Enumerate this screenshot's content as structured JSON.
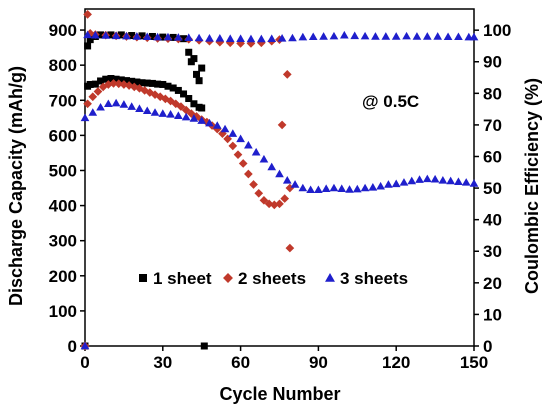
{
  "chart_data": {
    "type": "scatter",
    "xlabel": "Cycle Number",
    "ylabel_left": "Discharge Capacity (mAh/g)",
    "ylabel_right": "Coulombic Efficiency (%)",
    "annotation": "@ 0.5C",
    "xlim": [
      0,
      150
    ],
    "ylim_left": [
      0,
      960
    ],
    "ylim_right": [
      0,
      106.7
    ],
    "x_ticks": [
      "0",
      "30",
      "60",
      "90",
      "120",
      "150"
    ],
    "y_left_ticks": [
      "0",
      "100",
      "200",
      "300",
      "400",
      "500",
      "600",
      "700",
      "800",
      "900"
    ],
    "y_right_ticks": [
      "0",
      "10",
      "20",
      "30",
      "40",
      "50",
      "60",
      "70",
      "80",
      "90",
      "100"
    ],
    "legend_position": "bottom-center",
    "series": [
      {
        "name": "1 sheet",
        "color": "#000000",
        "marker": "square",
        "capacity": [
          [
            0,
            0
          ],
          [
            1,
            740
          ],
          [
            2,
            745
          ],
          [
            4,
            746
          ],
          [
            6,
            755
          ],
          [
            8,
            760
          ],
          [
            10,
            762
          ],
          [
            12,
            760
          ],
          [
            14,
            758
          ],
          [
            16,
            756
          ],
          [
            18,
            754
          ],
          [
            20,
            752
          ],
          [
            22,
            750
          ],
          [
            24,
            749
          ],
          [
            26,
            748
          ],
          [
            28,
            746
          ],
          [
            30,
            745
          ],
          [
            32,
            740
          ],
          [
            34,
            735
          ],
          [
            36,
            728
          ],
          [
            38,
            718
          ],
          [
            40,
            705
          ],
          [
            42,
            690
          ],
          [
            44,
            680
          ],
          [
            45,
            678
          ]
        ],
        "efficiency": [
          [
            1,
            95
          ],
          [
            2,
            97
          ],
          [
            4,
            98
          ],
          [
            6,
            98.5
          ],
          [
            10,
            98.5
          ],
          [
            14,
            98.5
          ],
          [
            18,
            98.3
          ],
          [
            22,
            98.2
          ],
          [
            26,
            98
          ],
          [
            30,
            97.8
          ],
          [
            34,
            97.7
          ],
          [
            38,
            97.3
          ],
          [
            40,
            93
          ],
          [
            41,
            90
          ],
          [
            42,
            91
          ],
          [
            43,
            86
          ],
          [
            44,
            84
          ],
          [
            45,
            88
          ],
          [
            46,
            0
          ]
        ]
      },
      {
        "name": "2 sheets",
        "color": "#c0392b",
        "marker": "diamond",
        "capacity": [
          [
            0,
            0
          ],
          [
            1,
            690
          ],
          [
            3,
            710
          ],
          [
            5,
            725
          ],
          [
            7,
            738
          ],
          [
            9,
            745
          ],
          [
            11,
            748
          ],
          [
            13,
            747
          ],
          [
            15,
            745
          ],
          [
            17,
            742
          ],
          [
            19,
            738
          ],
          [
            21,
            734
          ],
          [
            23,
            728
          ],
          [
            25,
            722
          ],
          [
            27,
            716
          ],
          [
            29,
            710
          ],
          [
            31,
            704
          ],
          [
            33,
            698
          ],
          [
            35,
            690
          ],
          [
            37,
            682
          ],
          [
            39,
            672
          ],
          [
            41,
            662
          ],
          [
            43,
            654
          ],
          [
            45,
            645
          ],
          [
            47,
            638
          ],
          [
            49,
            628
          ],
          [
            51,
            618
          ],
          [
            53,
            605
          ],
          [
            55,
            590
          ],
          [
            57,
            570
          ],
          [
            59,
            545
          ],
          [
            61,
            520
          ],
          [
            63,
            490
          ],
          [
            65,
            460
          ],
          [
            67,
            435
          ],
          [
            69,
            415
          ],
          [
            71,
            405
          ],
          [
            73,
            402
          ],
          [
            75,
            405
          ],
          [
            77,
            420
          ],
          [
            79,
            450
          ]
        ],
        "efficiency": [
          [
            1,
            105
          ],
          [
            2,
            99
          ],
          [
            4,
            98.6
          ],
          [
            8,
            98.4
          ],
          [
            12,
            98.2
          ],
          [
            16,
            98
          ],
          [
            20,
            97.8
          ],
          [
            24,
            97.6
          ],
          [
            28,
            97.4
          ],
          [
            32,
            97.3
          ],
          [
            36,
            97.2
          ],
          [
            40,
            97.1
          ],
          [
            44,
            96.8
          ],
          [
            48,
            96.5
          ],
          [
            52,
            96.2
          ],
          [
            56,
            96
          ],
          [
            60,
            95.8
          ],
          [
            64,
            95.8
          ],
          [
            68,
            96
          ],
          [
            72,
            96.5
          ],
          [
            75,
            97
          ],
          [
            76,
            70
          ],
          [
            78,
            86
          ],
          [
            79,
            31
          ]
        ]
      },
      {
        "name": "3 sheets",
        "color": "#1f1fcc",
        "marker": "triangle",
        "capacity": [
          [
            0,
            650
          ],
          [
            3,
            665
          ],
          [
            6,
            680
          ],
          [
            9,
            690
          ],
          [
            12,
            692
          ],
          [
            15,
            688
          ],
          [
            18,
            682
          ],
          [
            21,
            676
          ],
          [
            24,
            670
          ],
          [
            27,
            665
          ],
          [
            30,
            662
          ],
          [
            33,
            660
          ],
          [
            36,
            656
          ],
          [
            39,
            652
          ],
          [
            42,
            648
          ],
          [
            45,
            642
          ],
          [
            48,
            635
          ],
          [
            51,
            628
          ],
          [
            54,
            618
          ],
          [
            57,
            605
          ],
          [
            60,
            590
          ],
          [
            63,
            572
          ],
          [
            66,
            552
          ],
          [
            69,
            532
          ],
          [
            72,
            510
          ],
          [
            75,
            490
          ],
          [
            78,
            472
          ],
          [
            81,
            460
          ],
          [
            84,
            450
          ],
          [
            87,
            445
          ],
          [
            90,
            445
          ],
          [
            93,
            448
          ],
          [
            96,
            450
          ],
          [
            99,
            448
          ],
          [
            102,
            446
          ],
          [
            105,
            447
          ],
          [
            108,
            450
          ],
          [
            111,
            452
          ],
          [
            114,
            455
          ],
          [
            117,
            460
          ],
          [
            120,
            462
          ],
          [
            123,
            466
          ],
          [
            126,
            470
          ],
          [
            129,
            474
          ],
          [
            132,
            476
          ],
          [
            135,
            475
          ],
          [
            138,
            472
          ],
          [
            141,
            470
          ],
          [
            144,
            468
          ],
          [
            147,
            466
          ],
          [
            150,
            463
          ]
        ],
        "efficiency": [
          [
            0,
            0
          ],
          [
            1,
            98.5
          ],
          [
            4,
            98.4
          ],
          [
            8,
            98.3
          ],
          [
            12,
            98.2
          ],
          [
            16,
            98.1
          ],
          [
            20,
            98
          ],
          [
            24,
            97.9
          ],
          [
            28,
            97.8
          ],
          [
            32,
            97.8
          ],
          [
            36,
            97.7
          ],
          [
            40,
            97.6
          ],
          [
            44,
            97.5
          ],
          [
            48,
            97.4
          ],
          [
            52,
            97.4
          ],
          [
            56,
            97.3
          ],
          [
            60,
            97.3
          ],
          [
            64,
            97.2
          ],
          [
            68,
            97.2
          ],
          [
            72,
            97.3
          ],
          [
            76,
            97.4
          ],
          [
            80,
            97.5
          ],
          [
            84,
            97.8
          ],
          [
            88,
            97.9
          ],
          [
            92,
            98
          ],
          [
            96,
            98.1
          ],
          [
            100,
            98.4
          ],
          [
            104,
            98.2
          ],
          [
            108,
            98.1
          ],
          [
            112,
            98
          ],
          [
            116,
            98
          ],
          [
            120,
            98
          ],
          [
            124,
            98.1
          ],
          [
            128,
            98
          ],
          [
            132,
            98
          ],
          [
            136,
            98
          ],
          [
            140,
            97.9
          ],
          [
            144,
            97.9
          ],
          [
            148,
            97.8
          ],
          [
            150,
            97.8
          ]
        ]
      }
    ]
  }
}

#####

→ GIVEN EXERCISE: Using the material above, gather every line that includes "name".

→ REPLY TO THE TASK:
        "name": "1 sheet",
        "name": "2 sheets",
        "name": "3 sheets",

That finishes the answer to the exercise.